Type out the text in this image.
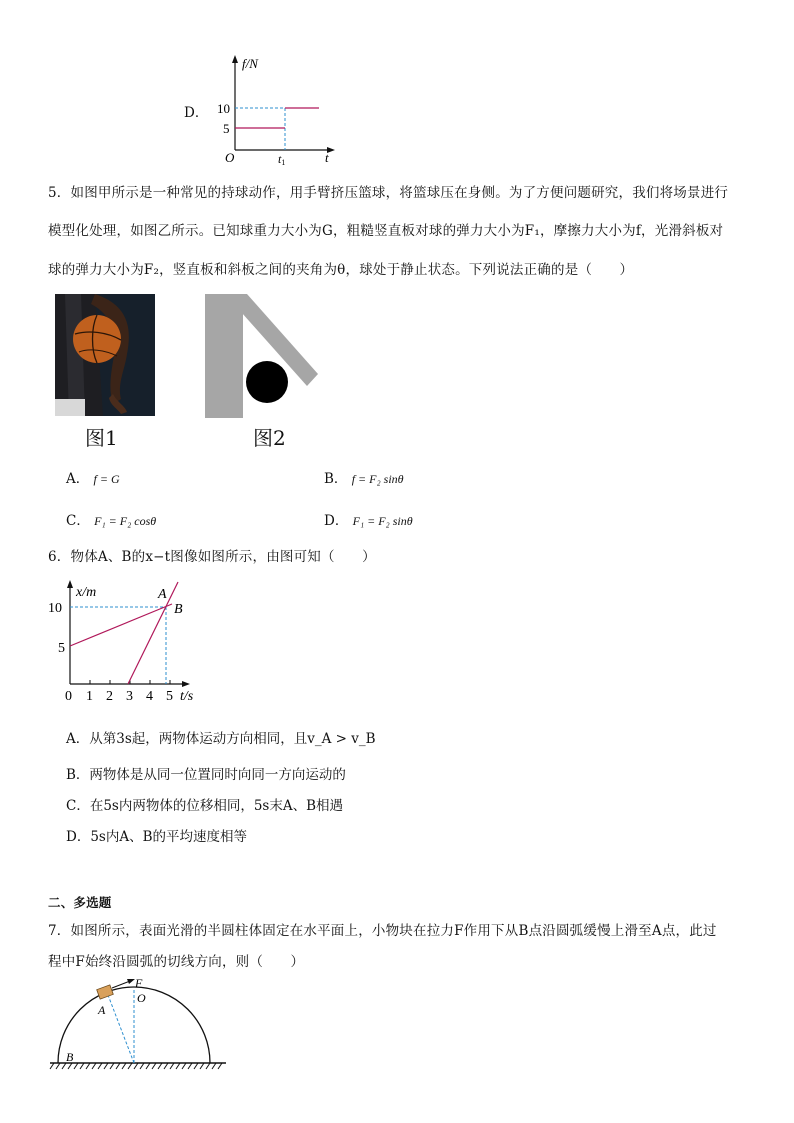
D．
f/N
10
5
O	t1	t
5．如图甲所示是一种常见的持球动作，用手臂挤压篮球，将篮球压在身侧。为了方便问题研究，我们将场景进行
模型化处理，如图乙所示。已知球重力大小为G，粗糙竖直板对球的弹力大小为F₁，摩擦力大小为f，光滑斜板对
球的弹力大小为F₂，竖直板和斜板之间的夹角为θ，球处于静止状态。下列说法正确的是（　　）
图1	图2
A． f = G	B． f = F₂ sinθ
C． F₁ = F₂ cosθ	D． F₁ = F₂ sinθ
6．物体A、B的x−t图像如图所示，由图可知（　　）
x/m
10
5
A
B
0 1 2 3 4 5 t/s
A．从第3s起，两物体运动方向相同，且v_A > v_B
B．两物体是从同一位置同时向同一方向运动的
C．在5s内两物体的位移相同，5s末A、B相遇
D．5s内A、B的平均速度相等
二、多选题
7．如图所示，表面光滑的半圆柱体固定在水平面上，小物块在拉力F作用下从B点沿圆弧缓慢上滑至A点，此过
程中F始终沿圆弧的切线方向，则（　　）
F
O
A
B
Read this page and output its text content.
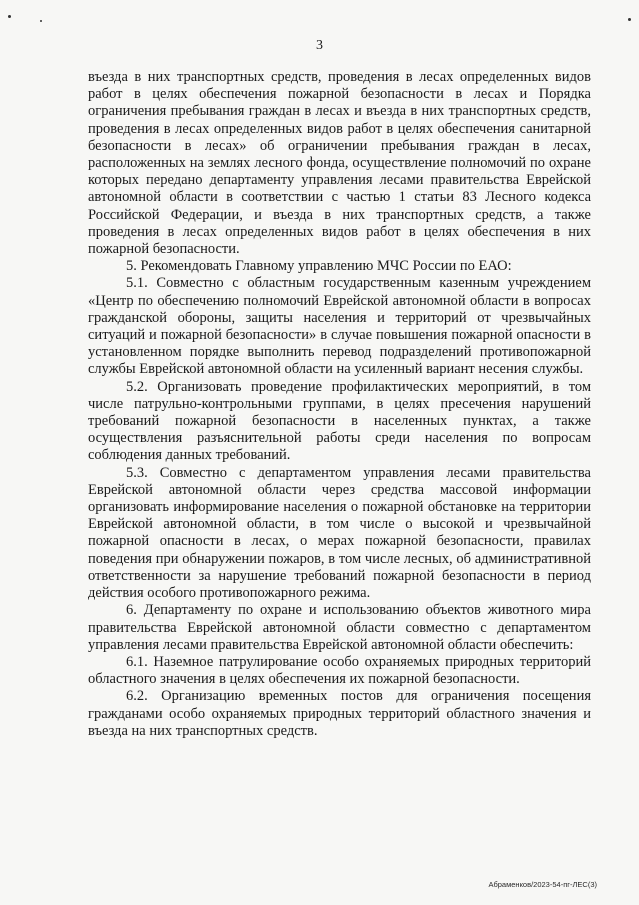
3

въезда в них транспортных средств, проведения в лесах определенных видов работ в целях обеспечения пожарной безопасности в лесах и Порядка ограничения пребывания граждан в лесах и въезда в них транспортных средств, проведения в лесах определенных видов работ в целях обеспечения санитарной безопасности в лесах» об ограничении пребывания граждан в лесах, расположенных на землях лесного фонда, осуществление полномочий по охране которых передано департаменту управления лесами правительства Еврейской автономной области в соответствии с частью 1 статьи 83 Лесного кодекса Российской Федерации, и въезда в них транспортных средств, а также проведения в лесах определенных видов работ в целях обеспечения в них пожарной безопасности.

5. Рекомендовать Главному управлению МЧС России по ЕАО:

5.1. Совместно с областным государственным казенным учреждением «Центр по обеспечению полномочий Еврейской автономной области в вопросах гражданской обороны, защиты населения и территорий от чрезвычайных ситуаций и пожарной безопасности» в случае повышения пожарной опасности в установленном порядке выполнить перевод подразделений противопожарной службы Еврейской автономной области на усиленный вариант несения службы.

5.2. Организовать проведение профилактических мероприятий, в том числе патрульно-контрольными группами, в целях пресечения нарушений требований пожарной безопасности в населенных пунктах, а также осуществления разъяснительной работы среди населения по вопросам соблюдения данных требований.

5.3. Совместно с департаментом управления лесами правительства Еврейской автономной области через средства массовой информации организовать информирование населения о пожарной обстановке на территории Еврейской автономной области, в том числе о высокой и чрезвычайной пожарной опасности в лесах, о мерах пожарной безопасности, правилах поведения при обнаружении пожаров, в том числе лесных, об административной ответственности за нарушение требований пожарной безопасности в период действия особого противопожарного режима.

6. Департаменту по охране и использованию объектов животного мира правительства Еврейской автономной области совместно с департаментом управления лесами правительства Еврейской автономной области обеспечить:

6.1. Наземное патрулирование особо охраняемых природных территорий областного значения в целях обеспечения их пожарной безопасности.

6.2. Организацию временных постов для ограничения посещения гражданами особо охраняемых природных территорий областного значения и въезда на них транспортных средств.

Абраменков/2023-54-пг-ЛЕС(3)
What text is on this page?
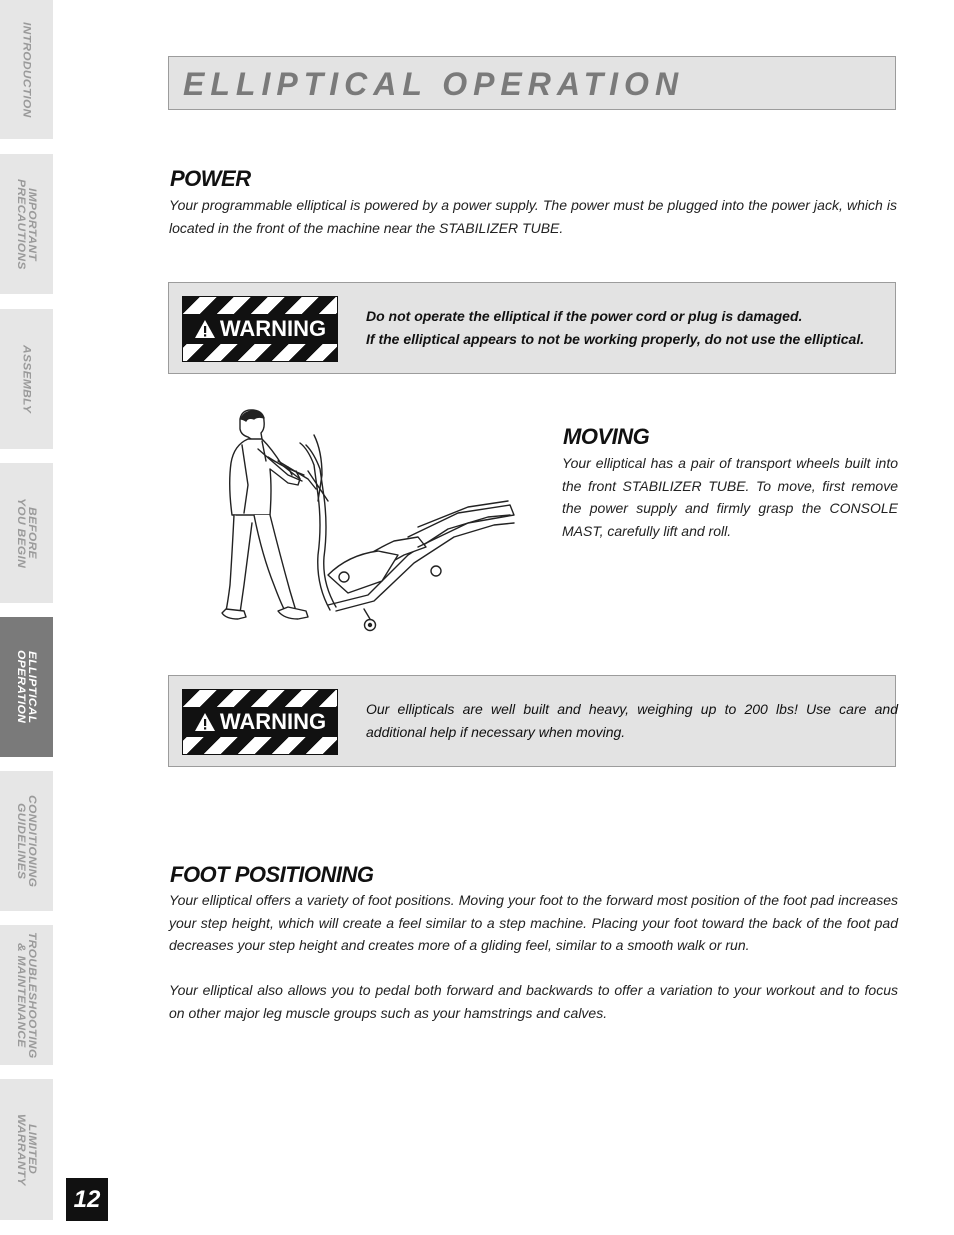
INTRODUCTION
IMPORTANT
PRECAUTIONS
ASSEMBLY
BEFORE
YOU BEGIN
ELLIPTICAL
OPERATION
CONDITIONING
GUIDELINES
TROUBLESHOOTING
& MAINTENANCE
LIMITED
WARRANTY
ELLIPTICAL OPERATION
POWER

Your programmable elliptical is powered by a power supply. The power must be plugged into the power jack, which is located in the front of the machine near the STABILIZER TUBE.

WARNING	Do not operate the elliptical if the power cord or plug is damaged.
If the elliptical appears to not be working properly, do not use the elliptical.

MOVING

Your elliptical has a pair of transport wheels built into the front STABILIZER TUBE. To move, first remove the power supply and firmly grasp the CONSOLE MAST, carefully lift and roll.

WARNING	Our ellipticals are well built and heavy, weighing up to 200 lbs! Use care and additional help if necessary when moving.

FOOT POSITIONING

Your elliptical offers a variety of foot positions. Moving your foot to the forward most position of the foot pad increases your step height, which will create a feel similar to a step machine. Placing your foot toward the back of the foot pad decreases your step height and creates more of a gliding feel, similar to a smooth walk or run.

Your elliptical also allows you to pedal both forward and backwards to offer a variation to your workout and to focus on other major leg muscle groups such as your hamstrings and calves.

12
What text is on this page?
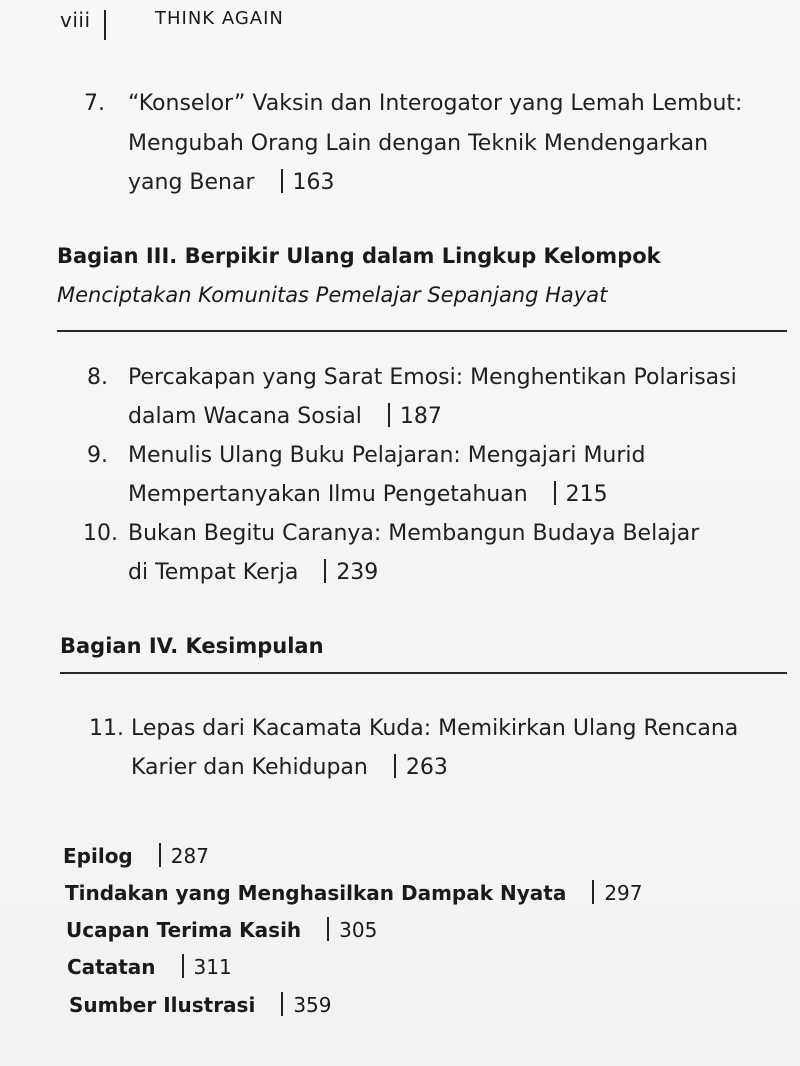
viii	THINK AGAIN
7. “Konselor” Vaksin dan Interogator yang Lemah Lembut:
Mengubah Orang Lain dengan Teknik Mendengarkan
yang Benar 163
Bagian III. Berpikir Ulang dalam Lingkup Kelompok
Menciptakan Komunitas Pemelajar Sepanjang Hayat
8. Percakapan yang Sarat Emosi: Menghentikan Polarisasi
dalam Wacana Sosial 187
9. Menulis Ulang Buku Pelajaran: Mengajari Murid
Mempertanyakan Ilmu Pengetahuan 215
10. Bukan Begitu Caranya: Membangun Budaya Belajar
di Tempat Kerja 239
Bagian IV. Kesimpulan
11. Lepas dari Kacamata Kuda: Memikirkan Ulang Rencana
Karier dan Kehidupan 263
Epilog 287
Tindakan yang Menghasilkan Dampak Nyata 297
Ucapan Terima Kasih 305
Catatan 311
Sumber Ilustrasi 359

◆ What you are asked to do
The listing above must be printed again exactly, minus its pictures.

◆ Output
Type out the text in this image.
D．
f/N
10
5
O	t1	t
5．如图甲所示是一种常见的持球动作，用手臂挤压篮球，将篮球压在身侧。为了方便问题研究，我们将场景进行
模型化处理，如图乙所示。已知球重力大小为G，粗糙竖直板对球的弹力大小为F₁，摩擦力大小为f，光滑斜板对
球的弹力大小为F₂，竖直板和斜板之间的夹角为θ，球处于静止状态。下列说法正确的是（　　）
图1	图2
A． f = G	B． f = F₂ sinθ
C． F₁ = F₂ cosθ	D． F₁ = F₂ sinθ
6．物体A、B的x−t图像如图所示，由图可知（　　）
x/m
10
5
A
B
0 1 2 3 4 5 t/s
A．从第3s起，两物体运动方向相同，且v_A > v_B
B．两物体是从同一位置同时向同一方向运动的
C．在5s内两物体的位移相同，5s末A、B相遇
D．5s内A、B的平均速度相等
二、多选题
7．如图所示，表面光滑的半圆柱体固定在水平面上，小物块在拉力F作用下从B点沿圆弧缓慢上滑至A点，此过
程中F始终沿圆弧的切线方向，则（　　）
F
O
A
B
Read this page and output its text content.
3

въезда в них транспортных средств, проведения в лесах определенных видов работ в целях обеспечения пожарной безопасности в лесах и Порядка ограничения пребывания граждан в лесах и въезда в них транспортных средств, проведения в лесах определенных видов работ в целях обеспечения санитарной безопасности в лесах» об ограничении пребывания граждан в лесах, расположенных на землях лесного фонда, осуществление полномочий по охране которых передано департаменту управления лесами правительства Еврейской автономной области в соответствии с частью 1 статьи 83 Лесного кодекса Российской Федерации, и въезда в них транспортных средств, а также проведения в лесах определенных видов работ в целях обеспечения в них пожарной безопасности.

5. Рекомендовать Главному управлению МЧС России по ЕАО:

5.1. Совместно с областным государственным казенным учреждением «Центр по обеспечению полномочий Еврейской автономной области в вопросах гражданской обороны, защиты населения и территорий от чрезвычайных ситуаций и пожарной безопасности» в случае повышения пожарной опасности в установленном порядке выполнить перевод подразделений противопожарной службы Еврейской автономной области на усиленный вариант несения службы.

5.2. Организовать проведение профилактических мероприятий, в том числе патрульно-контрольными группами, в целях пресечения нарушений требований пожарной безопасности в населенных пунктах, а также осуществления разъяснительной работы среди населения по вопросам соблюдения данных требований.

5.3. Совместно с департаментом управления лесами правительства Еврейской автономной области через средства массовой информации организовать информирование населения о пожарной обстановке на территории Еврейской автономной области, в том числе о высокой и чрезвычайной пожарной опасности в лесах, о мерах пожарной безопасности, правилах поведения при обнаружении пожаров, в том числе лесных, об административной ответственности за нарушение требований пожарной безопасности в период действия особого противопожарного режима.

6. Департаменту по охране и использованию объектов животного мира правительства Еврейской автономной области совместно с департаментом управления лесами правительства Еврейской автономной области обеспечить:

6.1. Наземное патрулирование особо охраняемых природных территорий областного значения в целях обеспечения их пожарной безопасности.

6.2. Организацию временных постов для ограничения посещения гражданами особо охраняемых природных территорий областного значения и въезда на них транспортных средств.

Абраменков/2023-54-пг-ЛЕС(3)
What text is on this page?
INTRODUCTION
IMPORTANT
PRECAUTIONS
ASSEMBLY
BEFORE
YOU BEGIN
ELLIPTICAL
OPERATION
CONDITIONING
GUIDELINES
TROUBLESHOOTING
& MAINTENANCE
LIMITED
WARRANTY
ELLIPTICAL OPERATION
POWER

Your programmable elliptical is powered by a power supply. The power must be plugged into the power jack, which is located in the front of the machine near the STABILIZER TUBE.

WARNING	Do not operate the elliptical if the power cord or plug is damaged.
If the elliptical appears to not be working properly, do not use the elliptical.

MOVING

Your elliptical has a pair of transport wheels built into the front STABILIZER TUBE. To move, first remove the power supply and firmly grasp the CONSOLE MAST, carefully lift and roll.

WARNING	Our ellipticals are well built and heavy, weighing up to 200 lbs! Use care and additional help if necessary when moving.

FOOT POSITIONING

Your elliptical offers a variety of foot positions. Moving your foot to the forward most position of the foot pad increases your step height, which will create a feel similar to a step machine. Placing your foot toward the back of the foot pad decreases your step height and creates more of a gliding feel, similar to a smooth walk or run.

Your elliptical also allows you to pedal both forward and backwards to offer a variation to your workout and to focus on other major leg muscle groups such as your hamstrings and calves.

12
What text is on this page?
viii	THINK AGAIN
7. “Konselor” Vaksin dan Interogator yang Lemah Lembut:
Mengubah Orang Lain dengan Teknik Mendengarkan
yang Benar 163
Bagian III. Berpikir Ulang dalam Lingkup Kelompok
Menciptakan Komunitas Pemelajar Sepanjang Hayat
8. Percakapan yang Sarat Emosi: Menghentikan Polarisasi
dalam Wacana Sosial 187
9. Menulis Ulang Buku Pelajaran: Mengajari Murid
Mempertanyakan Ilmu Pengetahuan 215
10. Bukan Begitu Caranya: Membangun Budaya Belajar
di Tempat Kerja 239
Bagian IV. Kesimpulan
11. Lepas dari Kacamata Kuda: Memikirkan Ulang Rencana
Karier dan Kehidupan 263
Epilog 287
Tindakan yang Menghasilkan Dampak Nyata 297
Ucapan Terima Kasih 305
Catatan 311
Sumber Ilustrasi 359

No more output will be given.